▶ What is expected
Quote the whole listing word for word. Do not include the pictures.

▶ Data supplied
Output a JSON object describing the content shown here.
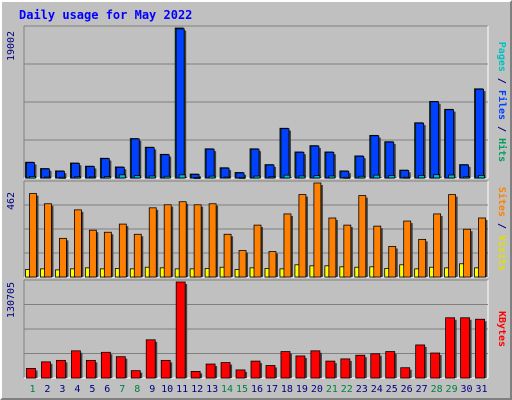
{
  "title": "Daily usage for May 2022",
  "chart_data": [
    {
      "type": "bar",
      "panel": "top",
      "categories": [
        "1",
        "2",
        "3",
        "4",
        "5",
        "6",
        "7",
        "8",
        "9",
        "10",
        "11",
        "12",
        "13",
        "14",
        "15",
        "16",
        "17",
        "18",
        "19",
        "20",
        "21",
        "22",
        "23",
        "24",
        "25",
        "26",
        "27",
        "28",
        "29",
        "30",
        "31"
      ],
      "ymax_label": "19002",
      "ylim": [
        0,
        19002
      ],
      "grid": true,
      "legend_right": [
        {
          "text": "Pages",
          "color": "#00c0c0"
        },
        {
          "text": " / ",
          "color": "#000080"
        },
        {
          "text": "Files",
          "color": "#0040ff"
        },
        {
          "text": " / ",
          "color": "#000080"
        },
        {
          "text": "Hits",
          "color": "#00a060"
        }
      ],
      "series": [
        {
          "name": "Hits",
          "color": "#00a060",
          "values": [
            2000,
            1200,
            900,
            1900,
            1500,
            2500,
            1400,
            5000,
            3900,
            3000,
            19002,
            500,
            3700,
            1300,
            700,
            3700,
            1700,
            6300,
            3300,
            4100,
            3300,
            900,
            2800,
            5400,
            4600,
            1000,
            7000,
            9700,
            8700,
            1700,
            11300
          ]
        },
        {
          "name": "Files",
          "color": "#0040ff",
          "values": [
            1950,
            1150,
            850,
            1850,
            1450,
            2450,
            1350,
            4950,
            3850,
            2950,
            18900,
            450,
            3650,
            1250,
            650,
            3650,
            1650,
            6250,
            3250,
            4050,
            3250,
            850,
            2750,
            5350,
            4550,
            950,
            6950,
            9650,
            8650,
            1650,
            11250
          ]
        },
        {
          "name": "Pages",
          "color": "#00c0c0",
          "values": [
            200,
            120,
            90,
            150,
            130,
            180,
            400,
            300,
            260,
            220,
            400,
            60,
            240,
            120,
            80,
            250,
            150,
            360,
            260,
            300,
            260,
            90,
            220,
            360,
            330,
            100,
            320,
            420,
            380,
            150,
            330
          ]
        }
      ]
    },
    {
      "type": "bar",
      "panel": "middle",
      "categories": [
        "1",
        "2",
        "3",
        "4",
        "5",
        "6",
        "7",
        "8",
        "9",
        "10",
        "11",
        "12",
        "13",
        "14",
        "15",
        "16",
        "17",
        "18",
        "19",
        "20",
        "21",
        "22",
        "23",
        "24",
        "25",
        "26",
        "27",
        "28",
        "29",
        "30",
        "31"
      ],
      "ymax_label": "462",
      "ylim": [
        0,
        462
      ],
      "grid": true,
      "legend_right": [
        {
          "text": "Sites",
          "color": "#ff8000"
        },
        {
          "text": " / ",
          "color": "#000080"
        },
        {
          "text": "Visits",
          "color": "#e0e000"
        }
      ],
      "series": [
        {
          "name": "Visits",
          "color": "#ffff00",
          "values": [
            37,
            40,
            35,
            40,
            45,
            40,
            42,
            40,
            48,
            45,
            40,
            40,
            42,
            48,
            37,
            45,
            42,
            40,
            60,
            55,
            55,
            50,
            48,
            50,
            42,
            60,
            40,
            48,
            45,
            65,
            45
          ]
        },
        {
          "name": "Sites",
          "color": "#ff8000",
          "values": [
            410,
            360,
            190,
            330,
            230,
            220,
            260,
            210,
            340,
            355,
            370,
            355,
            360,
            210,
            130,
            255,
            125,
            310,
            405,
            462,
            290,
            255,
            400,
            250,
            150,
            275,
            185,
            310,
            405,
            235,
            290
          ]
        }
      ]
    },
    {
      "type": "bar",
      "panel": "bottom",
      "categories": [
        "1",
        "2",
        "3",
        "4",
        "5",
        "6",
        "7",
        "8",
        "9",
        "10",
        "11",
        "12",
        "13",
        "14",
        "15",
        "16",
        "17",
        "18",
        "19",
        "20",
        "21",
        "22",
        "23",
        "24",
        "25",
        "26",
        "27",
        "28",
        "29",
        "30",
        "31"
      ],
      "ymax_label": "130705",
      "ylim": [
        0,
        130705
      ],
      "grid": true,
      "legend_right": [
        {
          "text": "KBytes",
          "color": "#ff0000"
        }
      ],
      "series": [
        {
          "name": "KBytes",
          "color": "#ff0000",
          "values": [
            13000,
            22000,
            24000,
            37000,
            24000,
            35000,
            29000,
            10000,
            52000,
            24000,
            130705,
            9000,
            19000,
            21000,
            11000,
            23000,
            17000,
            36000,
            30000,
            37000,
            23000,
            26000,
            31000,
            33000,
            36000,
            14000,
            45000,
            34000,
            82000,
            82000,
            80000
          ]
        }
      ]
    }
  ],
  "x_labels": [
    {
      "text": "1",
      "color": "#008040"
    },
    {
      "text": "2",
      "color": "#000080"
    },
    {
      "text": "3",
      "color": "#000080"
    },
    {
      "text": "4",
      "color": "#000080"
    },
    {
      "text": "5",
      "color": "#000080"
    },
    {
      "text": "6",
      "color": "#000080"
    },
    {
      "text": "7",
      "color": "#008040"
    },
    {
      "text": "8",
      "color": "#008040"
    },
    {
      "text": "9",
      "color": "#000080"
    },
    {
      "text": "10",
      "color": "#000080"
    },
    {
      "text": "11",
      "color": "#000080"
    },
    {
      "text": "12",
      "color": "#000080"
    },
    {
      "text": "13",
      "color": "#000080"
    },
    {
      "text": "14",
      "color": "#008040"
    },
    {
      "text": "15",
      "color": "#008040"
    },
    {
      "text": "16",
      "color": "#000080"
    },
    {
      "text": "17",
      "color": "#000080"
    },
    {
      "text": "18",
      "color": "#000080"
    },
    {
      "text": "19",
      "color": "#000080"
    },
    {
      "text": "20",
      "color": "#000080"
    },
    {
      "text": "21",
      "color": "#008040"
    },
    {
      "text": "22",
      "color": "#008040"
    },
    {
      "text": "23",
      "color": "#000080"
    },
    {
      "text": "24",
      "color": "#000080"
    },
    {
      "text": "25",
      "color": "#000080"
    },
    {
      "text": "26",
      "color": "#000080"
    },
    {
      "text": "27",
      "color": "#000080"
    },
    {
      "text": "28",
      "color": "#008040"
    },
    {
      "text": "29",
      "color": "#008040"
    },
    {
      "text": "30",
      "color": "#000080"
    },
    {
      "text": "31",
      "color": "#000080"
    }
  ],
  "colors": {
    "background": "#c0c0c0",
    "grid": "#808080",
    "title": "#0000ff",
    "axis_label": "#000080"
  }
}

▶ Worked solution
Output a JSON object describing the content shown here.
{
  "title": "Daily usage for May 2022",
  "chart_data": [
    {
      "type": "bar",
      "panel": "top",
      "categories": [
        "1",
        "2",
        "3",
        "4",
        "5",
        "6",
        "7",
        "8",
        "9",
        "10",
        "11",
        "12",
        "13",
        "14",
        "15",
        "16",
        "17",
        "18",
        "19",
        "20",
        "21",
        "22",
        "23",
        "24",
        "25",
        "26",
        "27",
        "28",
        "29",
        "30",
        "31"
      ],
      "ymax_label": "19002",
      "ylim": [
        0,
        19002
      ],
      "grid": true,
      "legend_right": [
        {
          "text": "Pages",
          "color": "#00c0c0"
        },
        {
          "text": " / ",
          "color": "#000080"
        },
        {
          "text": "Files",
          "color": "#0040ff"
        },
        {
          "text": " / ",
          "color": "#000080"
        },
        {
          "text": "Hits",
          "color": "#00a060"
        }
      ],
      "series": [
        {
          "name": "Hits",
          "color": "#00a060",
          "values": [
            2000,
            1200,
            900,
            1900,
            1500,
            2500,
            1400,
            5000,
            3900,
            3000,
            19002,
            500,
            3700,
            1300,
            700,
            3700,
            1700,
            6300,
            3300,
            4100,
            3300,
            900,
            2800,
            5400,
            4600,
            1000,
            7000,
            9700,
            8700,
            1700,
            11300
          ]
        },
        {
          "name": "Files",
          "color": "#0040ff",
          "values": [
            1950,
            1150,
            850,
            1850,
            1450,
            2450,
            1350,
            4950,
            3850,
            2950,
            18900,
            450,
            3650,
            1250,
            650,
            3650,
            1650,
            6250,
            3250,
            4050,
            3250,
            850,
            2750,
            5350,
            4550,
            950,
            6950,
            9650,
            8650,
            1650,
            11250
          ]
        },
        {
          "name": "Pages",
          "color": "#00c0c0",
          "values": [
            200,
            120,
            90,
            150,
            130,
            180,
            400,
            300,
            260,
            220,
            400,
            60,
            240,
            120,
            80,
            250,
            150,
            360,
            260,
            300,
            260,
            90,
            220,
            360,
            330,
            100,
            320,
            420,
            380,
            150,
            330
          ]
        }
      ]
    },
    {
      "type": "bar",
      "panel": "middle",
      "categories": [
        "1",
        "2",
        "3",
        "4",
        "5",
        "6",
        "7",
        "8",
        "9",
        "10",
        "11",
        "12",
        "13",
        "14",
        "15",
        "16",
        "17",
        "18",
        "19",
        "20",
        "21",
        "22",
        "23",
        "24",
        "25",
        "26",
        "27",
        "28",
        "29",
        "30",
        "31"
      ],
      "ymax_label": "462",
      "ylim": [
        0,
        462
      ],
      "grid": true,
      "legend_right": [
        {
          "text": "Sites",
          "color": "#ff8000"
        },
        {
          "text": " / ",
          "color": "#000080"
        },
        {
          "text": "Visits",
          "color": "#e0e000"
        }
      ],
      "series": [
        {
          "name": "Visits",
          "color": "#ffff00",
          "values": [
            37,
            40,
            35,
            40,
            45,
            40,
            42,
            40,
            48,
            45,
            40,
            40,
            42,
            48,
            37,
            45,
            42,
            40,
            60,
            55,
            55,
            50,
            48,
            50,
            42,
            60,
            40,
            48,
            45,
            65,
            45
          ]
        },
        {
          "name": "Sites",
          "color": "#ff8000",
          "values": [
            410,
            360,
            190,
            330,
            230,
            220,
            260,
            210,
            340,
            355,
            370,
            355,
            360,
            210,
            130,
            255,
            125,
            310,
            405,
            462,
            290,
            255,
            400,
            250,
            150,
            275,
            185,
            310,
            405,
            235,
            290
          ]
        }
      ]
    },
    {
      "type": "bar",
      "panel": "bottom",
      "categories": [
        "1",
        "2",
        "3",
        "4",
        "5",
        "6",
        "7",
        "8",
        "9",
        "10",
        "11",
        "12",
        "13",
        "14",
        "15",
        "16",
        "17",
        "18",
        "19",
        "20",
        "21",
        "22",
        "23",
        "24",
        "25",
        "26",
        "27",
        "28",
        "29",
        "30",
        "31"
      ],
      "ymax_label": "130705",
      "ylim": [
        0,
        130705
      ],
      "grid": true,
      "legend_right": [
        {
          "text": "KBytes",
          "color": "#ff0000"
        }
      ],
      "series": [
        {
          "name": "KBytes",
          "color": "#ff0000",
          "values": [
            13000,
            22000,
            24000,
            37000,
            24000,
            35000,
            29000,
            10000,
            52000,
            24000,
            130705,
            9000,
            19000,
            21000,
            11000,
            23000,
            17000,
            36000,
            30000,
            37000,
            23000,
            26000,
            31000,
            33000,
            36000,
            14000,
            45000,
            34000,
            82000,
            82000,
            80000
          ]
        }
      ]
    }
  ],
  "x_labels": [
    {
      "text": "1",
      "color": "#008040"
    },
    {
      "text": "2",
      "color": "#000080"
    },
    {
      "text": "3",
      "color": "#000080"
    },
    {
      "text": "4",
      "color": "#000080"
    },
    {
      "text": "5",
      "color": "#000080"
    },
    {
      "text": "6",
      "color": "#000080"
    },
    {
      "text": "7",
      "color": "#008040"
    },
    {
      "text": "8",
      "color": "#008040"
    },
    {
      "text": "9",
      "color": "#000080"
    },
    {
      "text": "10",
      "color": "#000080"
    },
    {
      "text": "11",
      "color": "#000080"
    },
    {
      "text": "12",
      "color": "#000080"
    },
    {
      "text": "13",
      "color": "#000080"
    },
    {
      "text": "14",
      "color": "#008040"
    },
    {
      "text": "15",
      "color": "#008040"
    },
    {
      "text": "16",
      "color": "#000080"
    },
    {
      "text": "17",
      "color": "#000080"
    },
    {
      "text": "18",
      "color": "#000080"
    },
    {
      "text": "19",
      "color": "#000080"
    },
    {
      "text": "20",
      "color": "#000080"
    },
    {
      "text": "21",
      "color": "#008040"
    },
    {
      "text": "22",
      "color": "#008040"
    },
    {
      "text": "23",
      "color": "#000080"
    },
    {
      "text": "24",
      "color": "#000080"
    },
    {
      "text": "25",
      "color": "#000080"
    },
    {
      "text": "26",
      "color": "#000080"
    },
    {
      "text": "27",
      "color": "#000080"
    },
    {
      "text": "28",
      "color": "#008040"
    },
    {
      "text": "29",
      "color": "#008040"
    },
    {
      "text": "30",
      "color": "#000080"
    },
    {
      "text": "31",
      "color": "#000080"
    }
  ],
  "colors": {
    "background": "#c0c0c0",
    "grid": "#808080",
    "title": "#0000ff",
    "axis_label": "#000080"
  }
}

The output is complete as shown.